◆ THE EXERCISE:
Using the material below, copy every line where "background" appears.

---

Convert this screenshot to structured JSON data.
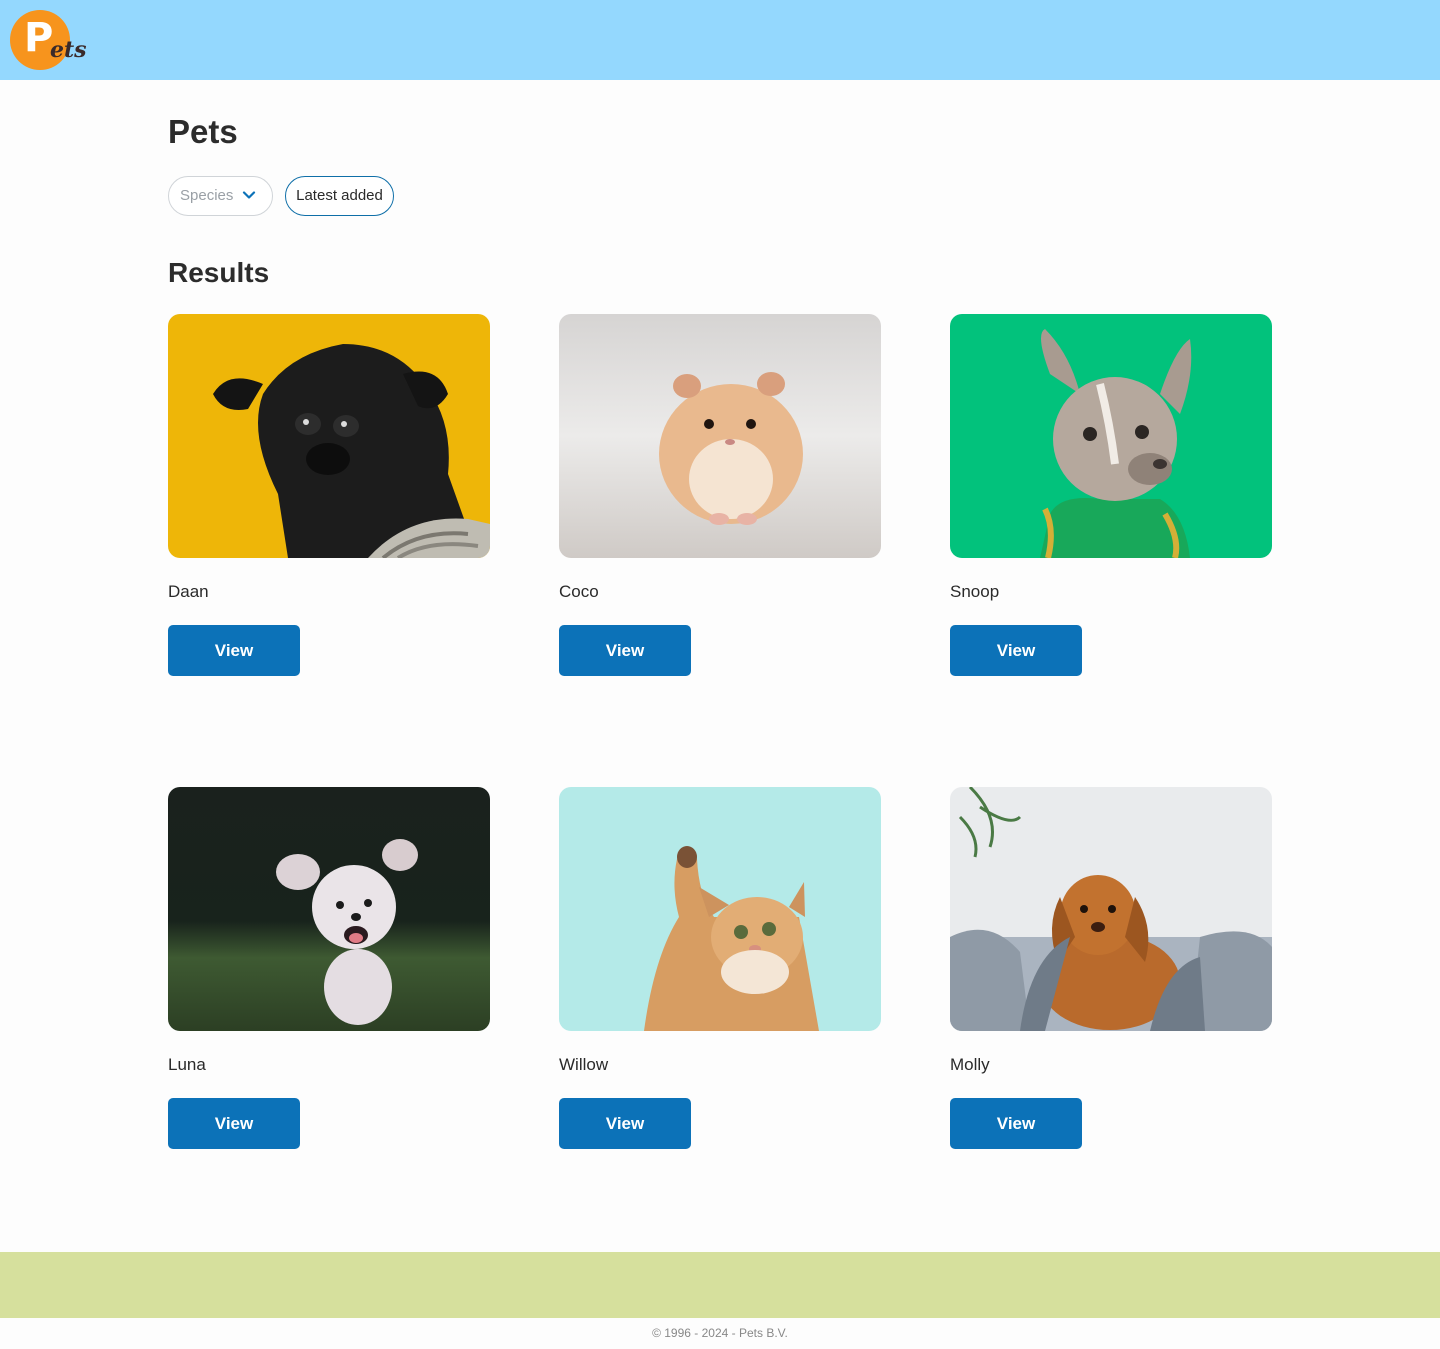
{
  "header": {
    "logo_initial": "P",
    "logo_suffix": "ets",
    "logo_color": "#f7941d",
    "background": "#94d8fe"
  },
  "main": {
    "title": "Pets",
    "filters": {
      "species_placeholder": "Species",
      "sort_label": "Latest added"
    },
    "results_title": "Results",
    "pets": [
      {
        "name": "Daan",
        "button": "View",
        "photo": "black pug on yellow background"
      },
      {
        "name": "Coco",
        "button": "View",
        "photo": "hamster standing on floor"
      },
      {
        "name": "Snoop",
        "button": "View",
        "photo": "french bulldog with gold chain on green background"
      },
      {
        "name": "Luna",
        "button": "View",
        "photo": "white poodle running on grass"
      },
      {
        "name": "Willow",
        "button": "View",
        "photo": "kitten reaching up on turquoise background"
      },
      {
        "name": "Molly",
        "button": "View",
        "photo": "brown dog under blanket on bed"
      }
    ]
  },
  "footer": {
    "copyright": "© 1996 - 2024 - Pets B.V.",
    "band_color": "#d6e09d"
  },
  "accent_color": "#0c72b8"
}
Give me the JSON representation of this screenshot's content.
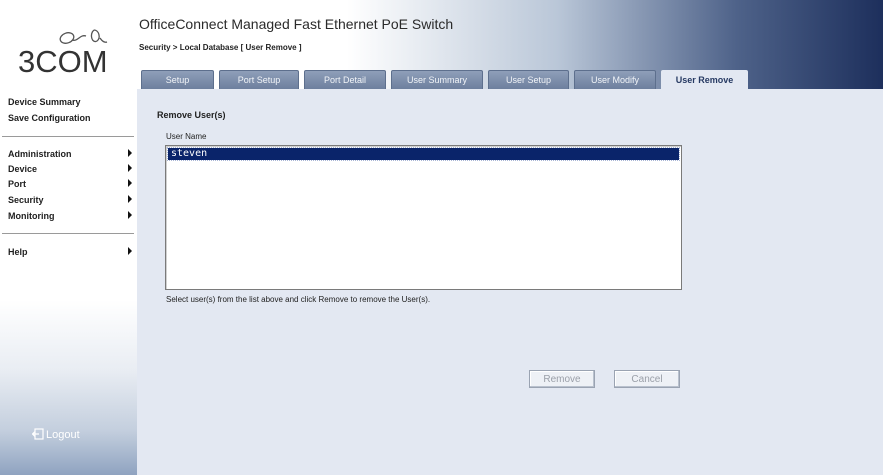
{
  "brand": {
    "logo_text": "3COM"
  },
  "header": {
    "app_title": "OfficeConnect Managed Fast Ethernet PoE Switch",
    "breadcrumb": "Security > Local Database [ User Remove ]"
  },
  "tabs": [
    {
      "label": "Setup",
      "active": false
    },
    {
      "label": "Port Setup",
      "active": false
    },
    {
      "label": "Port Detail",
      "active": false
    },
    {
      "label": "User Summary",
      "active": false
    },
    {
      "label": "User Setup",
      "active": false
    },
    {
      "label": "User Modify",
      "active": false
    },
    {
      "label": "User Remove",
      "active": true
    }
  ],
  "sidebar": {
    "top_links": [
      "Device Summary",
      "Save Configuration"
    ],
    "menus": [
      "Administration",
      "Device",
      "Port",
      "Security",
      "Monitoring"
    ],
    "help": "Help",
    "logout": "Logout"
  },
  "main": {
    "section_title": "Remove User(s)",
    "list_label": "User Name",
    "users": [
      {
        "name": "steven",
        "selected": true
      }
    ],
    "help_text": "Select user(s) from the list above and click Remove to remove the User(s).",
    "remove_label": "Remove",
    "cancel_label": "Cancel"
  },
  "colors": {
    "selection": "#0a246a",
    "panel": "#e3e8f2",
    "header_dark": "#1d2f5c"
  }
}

---

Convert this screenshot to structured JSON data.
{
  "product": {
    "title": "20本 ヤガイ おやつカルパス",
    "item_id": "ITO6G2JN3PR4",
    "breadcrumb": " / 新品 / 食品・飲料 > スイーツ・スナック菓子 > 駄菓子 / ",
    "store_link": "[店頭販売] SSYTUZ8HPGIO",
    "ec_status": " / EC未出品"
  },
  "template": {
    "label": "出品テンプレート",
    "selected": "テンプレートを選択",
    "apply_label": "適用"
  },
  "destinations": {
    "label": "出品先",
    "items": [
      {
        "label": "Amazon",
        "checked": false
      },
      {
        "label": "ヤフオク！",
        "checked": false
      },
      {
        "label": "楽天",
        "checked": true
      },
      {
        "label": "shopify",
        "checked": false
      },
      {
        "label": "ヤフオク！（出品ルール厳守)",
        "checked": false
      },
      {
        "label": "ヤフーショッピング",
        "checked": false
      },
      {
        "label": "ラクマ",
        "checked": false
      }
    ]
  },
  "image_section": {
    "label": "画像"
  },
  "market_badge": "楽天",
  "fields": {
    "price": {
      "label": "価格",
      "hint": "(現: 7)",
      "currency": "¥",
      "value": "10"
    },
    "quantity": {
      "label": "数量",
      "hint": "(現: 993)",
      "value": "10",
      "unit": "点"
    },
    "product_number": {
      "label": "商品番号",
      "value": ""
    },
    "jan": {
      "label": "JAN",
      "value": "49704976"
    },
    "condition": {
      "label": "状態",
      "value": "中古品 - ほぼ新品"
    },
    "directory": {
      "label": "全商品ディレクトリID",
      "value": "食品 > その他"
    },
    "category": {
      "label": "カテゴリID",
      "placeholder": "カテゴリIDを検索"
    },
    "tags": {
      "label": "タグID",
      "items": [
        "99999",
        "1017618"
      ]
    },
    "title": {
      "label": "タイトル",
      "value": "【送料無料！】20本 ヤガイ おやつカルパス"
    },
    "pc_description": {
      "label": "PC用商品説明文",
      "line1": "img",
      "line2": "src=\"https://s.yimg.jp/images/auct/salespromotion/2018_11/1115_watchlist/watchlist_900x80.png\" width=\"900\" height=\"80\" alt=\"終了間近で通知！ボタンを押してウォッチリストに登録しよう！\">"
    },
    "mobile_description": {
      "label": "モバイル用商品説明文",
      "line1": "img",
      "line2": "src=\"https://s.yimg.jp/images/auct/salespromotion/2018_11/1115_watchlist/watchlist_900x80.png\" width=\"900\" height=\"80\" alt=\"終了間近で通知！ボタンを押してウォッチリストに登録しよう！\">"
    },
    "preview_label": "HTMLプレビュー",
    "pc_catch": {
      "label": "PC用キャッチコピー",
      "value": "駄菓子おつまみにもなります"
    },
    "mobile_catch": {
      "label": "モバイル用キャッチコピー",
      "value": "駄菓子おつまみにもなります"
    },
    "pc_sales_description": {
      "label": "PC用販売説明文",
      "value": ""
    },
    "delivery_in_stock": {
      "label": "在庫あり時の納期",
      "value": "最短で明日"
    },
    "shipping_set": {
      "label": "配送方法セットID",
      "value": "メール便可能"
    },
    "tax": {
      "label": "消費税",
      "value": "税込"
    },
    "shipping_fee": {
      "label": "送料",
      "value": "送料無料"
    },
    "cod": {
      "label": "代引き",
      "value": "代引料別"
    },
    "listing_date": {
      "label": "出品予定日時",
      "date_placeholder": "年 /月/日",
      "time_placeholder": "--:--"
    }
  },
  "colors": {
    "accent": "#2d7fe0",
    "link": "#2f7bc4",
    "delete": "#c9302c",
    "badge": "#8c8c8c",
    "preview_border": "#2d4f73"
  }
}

---

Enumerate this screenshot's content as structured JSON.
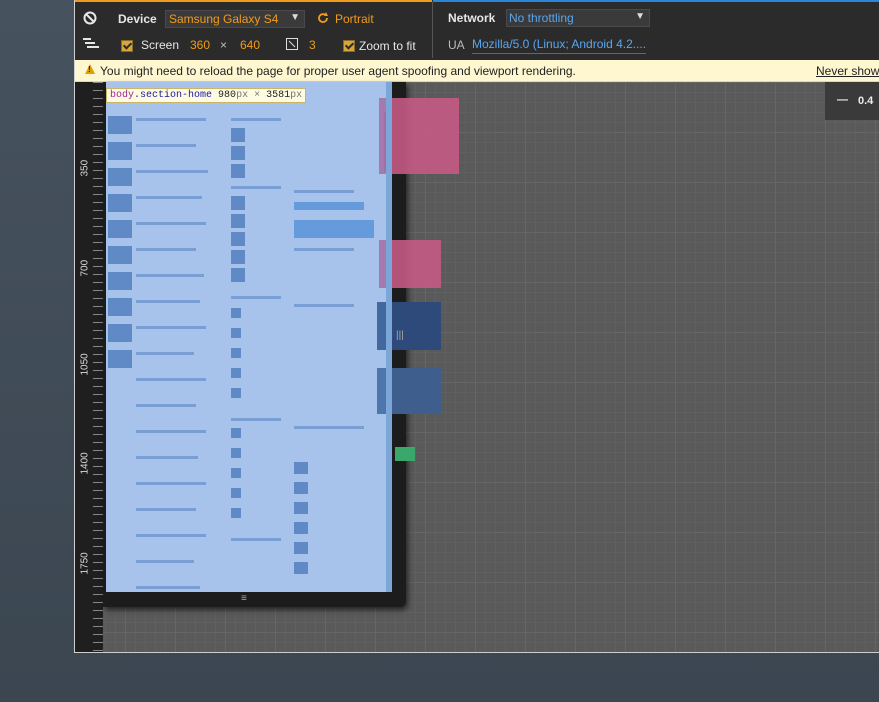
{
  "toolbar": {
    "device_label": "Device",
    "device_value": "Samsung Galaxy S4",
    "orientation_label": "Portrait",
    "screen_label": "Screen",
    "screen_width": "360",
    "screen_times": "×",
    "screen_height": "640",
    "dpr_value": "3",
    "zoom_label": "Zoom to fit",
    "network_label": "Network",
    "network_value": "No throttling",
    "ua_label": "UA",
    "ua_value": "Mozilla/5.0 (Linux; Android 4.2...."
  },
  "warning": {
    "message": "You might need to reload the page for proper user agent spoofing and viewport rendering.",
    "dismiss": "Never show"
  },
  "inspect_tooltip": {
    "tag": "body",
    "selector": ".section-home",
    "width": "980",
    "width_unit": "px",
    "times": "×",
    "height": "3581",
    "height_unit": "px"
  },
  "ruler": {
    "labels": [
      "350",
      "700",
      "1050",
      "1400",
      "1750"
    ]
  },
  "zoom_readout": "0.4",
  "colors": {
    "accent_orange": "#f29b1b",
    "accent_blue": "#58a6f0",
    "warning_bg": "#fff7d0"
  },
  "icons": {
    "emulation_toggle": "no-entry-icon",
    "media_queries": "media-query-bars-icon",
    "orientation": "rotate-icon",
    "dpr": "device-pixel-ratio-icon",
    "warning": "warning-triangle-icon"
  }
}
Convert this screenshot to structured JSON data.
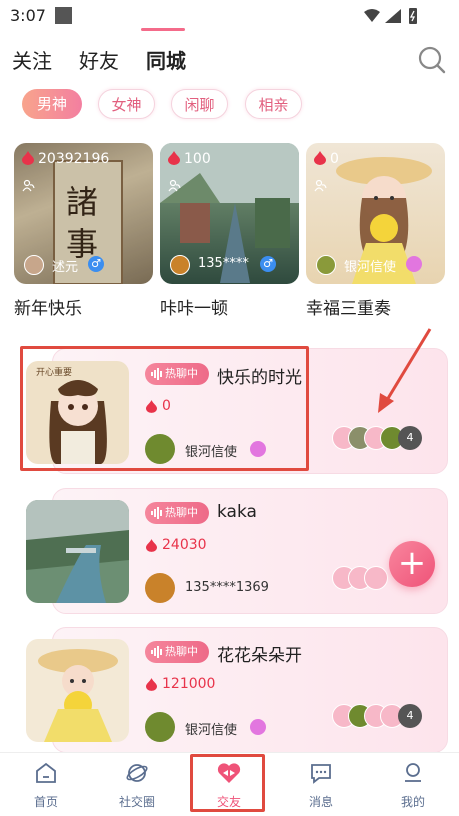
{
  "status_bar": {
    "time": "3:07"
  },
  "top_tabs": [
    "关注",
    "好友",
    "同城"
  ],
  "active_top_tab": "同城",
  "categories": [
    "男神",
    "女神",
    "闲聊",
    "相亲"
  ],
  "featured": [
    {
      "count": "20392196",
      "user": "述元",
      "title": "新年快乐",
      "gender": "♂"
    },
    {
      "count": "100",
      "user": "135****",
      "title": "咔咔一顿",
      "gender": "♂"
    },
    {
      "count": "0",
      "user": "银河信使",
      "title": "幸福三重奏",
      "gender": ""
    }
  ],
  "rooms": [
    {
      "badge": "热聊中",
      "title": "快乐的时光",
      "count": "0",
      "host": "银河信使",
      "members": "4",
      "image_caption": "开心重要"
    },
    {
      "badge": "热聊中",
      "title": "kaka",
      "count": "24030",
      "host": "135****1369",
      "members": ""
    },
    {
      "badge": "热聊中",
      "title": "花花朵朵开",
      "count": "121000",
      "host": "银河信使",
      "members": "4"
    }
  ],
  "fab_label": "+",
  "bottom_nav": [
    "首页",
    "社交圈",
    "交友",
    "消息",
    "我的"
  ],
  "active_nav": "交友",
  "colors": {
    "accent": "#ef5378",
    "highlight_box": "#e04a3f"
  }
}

---

◆ OUTPUT OF THE EXERCISE:
    "background": "#94d8fe"
        "photo": "black pug on yellow background"
        "photo": "french bulldog with gold chain on green background"
        "photo": "kitten reaching up on turquoise background"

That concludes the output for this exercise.